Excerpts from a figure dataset

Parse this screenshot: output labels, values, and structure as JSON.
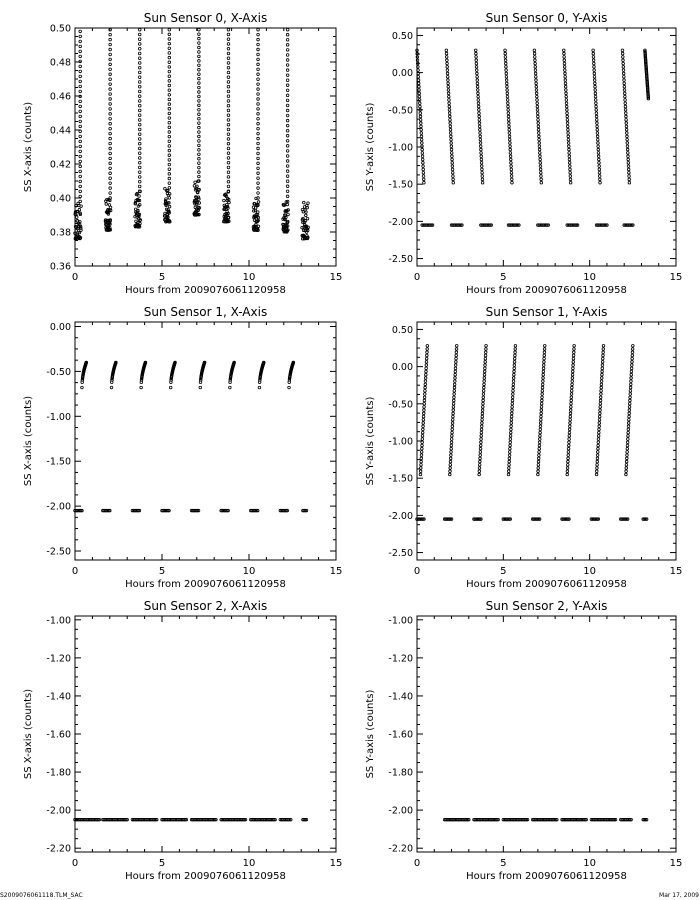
{
  "footer": {
    "filename": "S2009076061118.TLM_SAC",
    "date": "Mar 17, 2009"
  },
  "chart_data": [
    {
      "type": "scatter",
      "title": "Sun Sensor 0, X-Axis",
      "xlabel": "Hours from 2009076061120958",
      "ylabel": "SS X-axis (counts)",
      "xlim": [
        0,
        15
      ],
      "ylim": [
        0.36,
        0.5
      ],
      "xticks": [
        0,
        5,
        10,
        15
      ],
      "yticks": [
        0.36,
        0.38,
        0.4,
        0.42,
        0.44,
        0.46,
        0.48,
        0.5
      ],
      "ytick_labels": [
        "0.36",
        "0.38",
        "0.40",
        "0.42",
        "0.44",
        "0.46",
        "0.48",
        "0.50"
      ],
      "clusters": [
        {
          "x_start": 0.0,
          "x_end": 0.35,
          "y_low": 0.376,
          "y_high": 0.398,
          "spike_x": 0.3,
          "spike_top": 0.498
        },
        {
          "x_start": 1.75,
          "x_end": 2.05,
          "y_low": 0.381,
          "y_high": 0.4,
          "spike_x": 2.02,
          "spike_top": 0.499
        },
        {
          "x_start": 3.45,
          "x_end": 3.75,
          "y_low": 0.383,
          "y_high": 0.404,
          "spike_x": 3.72,
          "spike_top": 0.499
        },
        {
          "x_start": 5.15,
          "x_end": 5.45,
          "y_low": 0.386,
          "y_high": 0.406,
          "spike_x": 5.42,
          "spike_top": 0.499
        },
        {
          "x_start": 6.85,
          "x_end": 7.15,
          "y_low": 0.39,
          "y_high": 0.41,
          "spike_x": 7.12,
          "spike_top": 0.499
        },
        {
          "x_start": 8.55,
          "x_end": 8.85,
          "y_low": 0.386,
          "y_high": 0.404,
          "spike_x": 8.82,
          "spike_top": 0.499
        },
        {
          "x_start": 10.25,
          "x_end": 10.55,
          "y_low": 0.381,
          "y_high": 0.4,
          "spike_x": 10.52,
          "spike_top": 0.499
        },
        {
          "x_start": 11.95,
          "x_end": 12.25,
          "y_low": 0.38,
          "y_high": 0.398,
          "spike_x": 12.22,
          "spike_top": 0.499
        },
        {
          "x_start": 13.05,
          "x_end": 13.4,
          "y_low": 0.376,
          "y_high": 0.398,
          "spike_x": null,
          "spike_top": null
        }
      ]
    },
    {
      "type": "scatter",
      "title": "Sun Sensor 0, Y-Axis",
      "xlabel": "Hours from 2009076061120958",
      "ylabel": "SS Y-axis (counts)",
      "xlim": [
        0,
        15
      ],
      "ylim": [
        -2.6,
        0.6
      ],
      "xticks": [
        0,
        5,
        10,
        15
      ],
      "yticks": [
        -2.5,
        -2.0,
        -1.5,
        -1.0,
        -0.5,
        0.0,
        0.5
      ],
      "ytick_labels": [
        "-2.50",
        "-2.00",
        "-1.50",
        "-1.00",
        "-0.50",
        "0.00",
        "0.50"
      ],
      "sweeps": [
        {
          "x_start": 0.0,
          "x_end": 0.4,
          "y_start": 0.3,
          "y_end": -1.48
        },
        {
          "x_start": 1.7,
          "x_end": 2.1,
          "y_start": 0.3,
          "y_end": -1.48
        },
        {
          "x_start": 3.4,
          "x_end": 3.8,
          "y_start": 0.3,
          "y_end": -1.48
        },
        {
          "x_start": 5.1,
          "x_end": 5.5,
          "y_start": 0.3,
          "y_end": -1.48
        },
        {
          "x_start": 6.8,
          "x_end": 7.2,
          "y_start": 0.3,
          "y_end": -1.48
        },
        {
          "x_start": 8.5,
          "x_end": 8.9,
          "y_start": 0.3,
          "y_end": -1.48
        },
        {
          "x_start": 10.2,
          "x_end": 10.6,
          "y_start": 0.3,
          "y_end": -1.48
        },
        {
          "x_start": 11.9,
          "x_end": 12.3,
          "y_start": 0.3,
          "y_end": -1.48
        },
        {
          "x_start": 13.2,
          "x_end": 13.4,
          "y_start": 0.3,
          "y_end": -0.35
        }
      ],
      "baseline": {
        "y": -2.05,
        "segments": [
          [
            0.3,
            0.9
          ],
          [
            2.0,
            2.6
          ],
          [
            3.7,
            4.3
          ],
          [
            5.3,
            5.9
          ],
          [
            7.0,
            7.6
          ],
          [
            8.7,
            9.3
          ],
          [
            10.4,
            11.0
          ],
          [
            12.0,
            12.5
          ]
        ]
      }
    },
    {
      "type": "scatter",
      "title": "Sun Sensor 1, X-Axis",
      "xlabel": "Hours from 2009076061120958",
      "ylabel": "SS X-axis (counts)",
      "xlim": [
        0,
        15
      ],
      "ylim": [
        -2.6,
        0.05
      ],
      "xticks": [
        0,
        5,
        10,
        15
      ],
      "yticks": [
        -2.5,
        -2.0,
        -1.5,
        -1.0,
        -0.5,
        0.0
      ],
      "ytick_labels": [
        "-2.50",
        "-2.00",
        "-1.50",
        "-1.00",
        "-0.50",
        "0.00"
      ],
      "hooks": [
        {
          "x_start": 0.4,
          "x_end": 0.65,
          "y_start": -0.68,
          "y_end": -0.4
        },
        {
          "x_start": 2.1,
          "x_end": 2.35,
          "y_start": -0.68,
          "y_end": -0.4
        },
        {
          "x_start": 3.8,
          "x_end": 4.05,
          "y_start": -0.68,
          "y_end": -0.4
        },
        {
          "x_start": 5.5,
          "x_end": 5.75,
          "y_start": -0.68,
          "y_end": -0.4
        },
        {
          "x_start": 7.2,
          "x_end": 7.45,
          "y_start": -0.68,
          "y_end": -0.4
        },
        {
          "x_start": 8.9,
          "x_end": 9.15,
          "y_start": -0.68,
          "y_end": -0.4
        },
        {
          "x_start": 10.6,
          "x_end": 10.85,
          "y_start": -0.68,
          "y_end": -0.4
        },
        {
          "x_start": 12.3,
          "x_end": 12.55,
          "y_start": -0.68,
          "y_end": -0.4
        }
      ],
      "baseline": {
        "y": -2.05,
        "segments": [
          [
            0.0,
            0.4
          ],
          [
            1.6,
            2.0
          ],
          [
            3.3,
            3.7
          ],
          [
            5.0,
            5.4
          ],
          [
            6.7,
            7.1
          ],
          [
            8.4,
            8.8
          ],
          [
            10.1,
            10.5
          ],
          [
            11.8,
            12.2
          ],
          [
            13.1,
            13.3
          ]
        ]
      }
    },
    {
      "type": "scatter",
      "title": "Sun Sensor 1, Y-Axis",
      "xlabel": "Hours from 2009076061120958",
      "ylabel": "SS Y-axis (counts)",
      "xlim": [
        0,
        15
      ],
      "ylim": [
        -2.6,
        0.6
      ],
      "xticks": [
        0,
        5,
        10,
        15
      ],
      "yticks": [
        -2.5,
        -2.0,
        -1.5,
        -1.0,
        -0.5,
        0.0,
        0.5
      ],
      "ytick_labels": [
        "-2.50",
        "-2.00",
        "-1.50",
        "-1.00",
        "-0.50",
        "0.00",
        "0.50"
      ],
      "sweeps": [
        {
          "x_start": 0.2,
          "x_end": 0.6,
          "y_start": -1.45,
          "y_end": 0.28
        },
        {
          "x_start": 1.9,
          "x_end": 2.3,
          "y_start": -1.45,
          "y_end": 0.28
        },
        {
          "x_start": 3.6,
          "x_end": 4.0,
          "y_start": -1.45,
          "y_end": 0.28
        },
        {
          "x_start": 5.3,
          "x_end": 5.7,
          "y_start": -1.45,
          "y_end": 0.28
        },
        {
          "x_start": 7.0,
          "x_end": 7.4,
          "y_start": -1.45,
          "y_end": 0.28
        },
        {
          "x_start": 8.7,
          "x_end": 9.1,
          "y_start": -1.45,
          "y_end": 0.28
        },
        {
          "x_start": 10.4,
          "x_end": 10.8,
          "y_start": -1.45,
          "y_end": 0.28
        },
        {
          "x_start": 12.1,
          "x_end": 12.5,
          "y_start": -1.45,
          "y_end": 0.28
        }
      ],
      "baseline": {
        "y": -2.05,
        "segments": [
          [
            0.0,
            0.4
          ],
          [
            1.6,
            2.0
          ],
          [
            3.3,
            3.7
          ],
          [
            5.0,
            5.4
          ],
          [
            6.7,
            7.1
          ],
          [
            8.4,
            8.8
          ],
          [
            10.1,
            10.5
          ],
          [
            11.8,
            12.2
          ],
          [
            13.1,
            13.3
          ]
        ]
      }
    },
    {
      "type": "scatter",
      "title": "Sun Sensor 2, X-Axis",
      "xlabel": "Hours from 2009076061120958",
      "ylabel": "SS X-axis (counts)",
      "xlim": [
        0,
        15
      ],
      "ylim": [
        -2.22,
        -0.98
      ],
      "xticks": [
        0,
        5,
        10,
        15
      ],
      "yticks": [
        -2.2,
        -2.0,
        -1.8,
        -1.6,
        -1.4,
        -1.2,
        -1.0
      ],
      "ytick_labels": [
        "-2.20",
        "-2.00",
        "-1.80",
        "-1.60",
        "-1.40",
        "-1.20",
        "-1.00"
      ],
      "baseline": {
        "y": -2.05,
        "segments": [
          [
            0.0,
            1.4
          ],
          [
            1.6,
            3.0
          ],
          [
            3.3,
            4.7
          ],
          [
            5.0,
            6.4
          ],
          [
            6.7,
            8.1
          ],
          [
            8.4,
            9.8
          ],
          [
            10.1,
            11.5
          ],
          [
            11.8,
            12.4
          ],
          [
            13.1,
            13.3
          ]
        ]
      }
    },
    {
      "type": "scatter",
      "title": "Sun Sensor 2, Y-Axis",
      "xlabel": "Hours from 2009076061120958",
      "ylabel": "SS Y-axis (counts)",
      "xlim": [
        0,
        15
      ],
      "ylim": [
        -2.22,
        -0.98
      ],
      "xticks": [
        0,
        5,
        10,
        15
      ],
      "yticks": [
        -2.2,
        -2.0,
        -1.8,
        -1.6,
        -1.4,
        -1.2,
        -1.0
      ],
      "ytick_labels": [
        "-2.20",
        "-2.00",
        "-1.80",
        "-1.60",
        "-1.40",
        "-1.20",
        "-1.00"
      ],
      "baseline": {
        "y": -2.05,
        "segments": [
          [
            1.6,
            3.0
          ],
          [
            3.3,
            4.7
          ],
          [
            5.0,
            6.4
          ],
          [
            6.7,
            8.1
          ],
          [
            8.4,
            9.8
          ],
          [
            10.1,
            11.5
          ],
          [
            11.8,
            12.4
          ],
          [
            13.1,
            13.3
          ]
        ]
      }
    }
  ]
}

== Short problem ==
Single out each line of the records above with the string "title" in it, and copy it.

== Solved problem ==
      "title": "Sun Sensor 0, X-Axis",
      "title": "Sun Sensor 0, Y-Axis",
      "title": "Sun Sensor 1, X-Axis",
      "title": "Sun Sensor 1, Y-Axis",
      "title": "Sun Sensor 2, X-Axis",
      "title": "Sun Sensor 2, Y-Axis",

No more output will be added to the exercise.